SHORT TASK: Copy every entry precisely.

═══ EXERCISE INPUT

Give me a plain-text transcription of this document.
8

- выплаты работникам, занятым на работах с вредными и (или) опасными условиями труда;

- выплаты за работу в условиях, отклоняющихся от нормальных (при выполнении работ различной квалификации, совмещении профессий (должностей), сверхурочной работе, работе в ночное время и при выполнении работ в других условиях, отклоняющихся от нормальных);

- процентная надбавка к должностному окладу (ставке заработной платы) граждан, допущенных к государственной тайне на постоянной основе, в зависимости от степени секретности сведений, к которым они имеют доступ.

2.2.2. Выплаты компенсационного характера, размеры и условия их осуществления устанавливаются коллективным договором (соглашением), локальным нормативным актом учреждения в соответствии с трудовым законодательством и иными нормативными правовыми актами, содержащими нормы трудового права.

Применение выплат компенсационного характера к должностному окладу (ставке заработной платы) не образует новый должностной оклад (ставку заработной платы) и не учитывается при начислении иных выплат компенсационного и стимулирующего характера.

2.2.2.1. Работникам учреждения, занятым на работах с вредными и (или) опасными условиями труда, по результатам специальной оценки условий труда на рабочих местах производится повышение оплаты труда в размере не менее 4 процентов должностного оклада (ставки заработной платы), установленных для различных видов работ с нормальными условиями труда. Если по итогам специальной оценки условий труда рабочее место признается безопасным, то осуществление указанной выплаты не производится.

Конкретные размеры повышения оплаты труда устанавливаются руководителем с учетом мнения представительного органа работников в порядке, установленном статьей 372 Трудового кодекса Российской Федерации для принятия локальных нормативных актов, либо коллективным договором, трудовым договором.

══════

IN RESPONSE:
Give me a plain-text transcription of this document.
8

- выплаты работникам, занятым на работах с вредными и (или) опасными условиями труда;

- выплаты за работу в условиях, отклоняющихся от нормальных (при выполнении работ различной квалификации, совмещении профессий (должностей), сверхурочной работе, работе в ночное время и при выполнении работ в других условиях, отклоняющихся от нормальных);

- процентная надбавка к должностному окладу (ставке заработной платы) граждан, допущенных к государственной тайне на постоянной основе, в зависимости от степени секретности сведений, к которым они имеют доступ.

2.2.2. Выплаты компенсационного характера, размеры и условия их осуществления устанавливаются коллективным договором (соглашением), локальным нормативным актом учреждения в соответствии с трудовым законодательством и иными нормативными правовыми актами, содержащими нормы трудового права.

Применение выплат компенсационного характера к должностному окладу (ставке заработной платы) не образует новый должностной оклад (ставку заработной платы) и не учитывается при начислении иных выплат компенсационного и стимулирующего характера.

2.2.2.1. Работникам учреждения, занятым на работах с вредными и (или) опасными условиями труда, по результатам специальной оценки условий труда на рабочих местах производится повышение оплаты труда в размере не менее 4 процентов должностного оклада (ставки заработной платы), установленных для различных видов работ с нормальными условиями труда. Если по итогам специальной оценки условий труда рабочее место признается безопасным, то осуществление указанной выплаты не производится.

Конкретные размеры повышения оплаты труда устанавливаются руководителем с учетом мнения представительного органа работников в порядке, установленном статьей 372 Трудового кодекса Российской Федерации для принятия локальных нормативных актов, либо коллективным договором, трудовым договором.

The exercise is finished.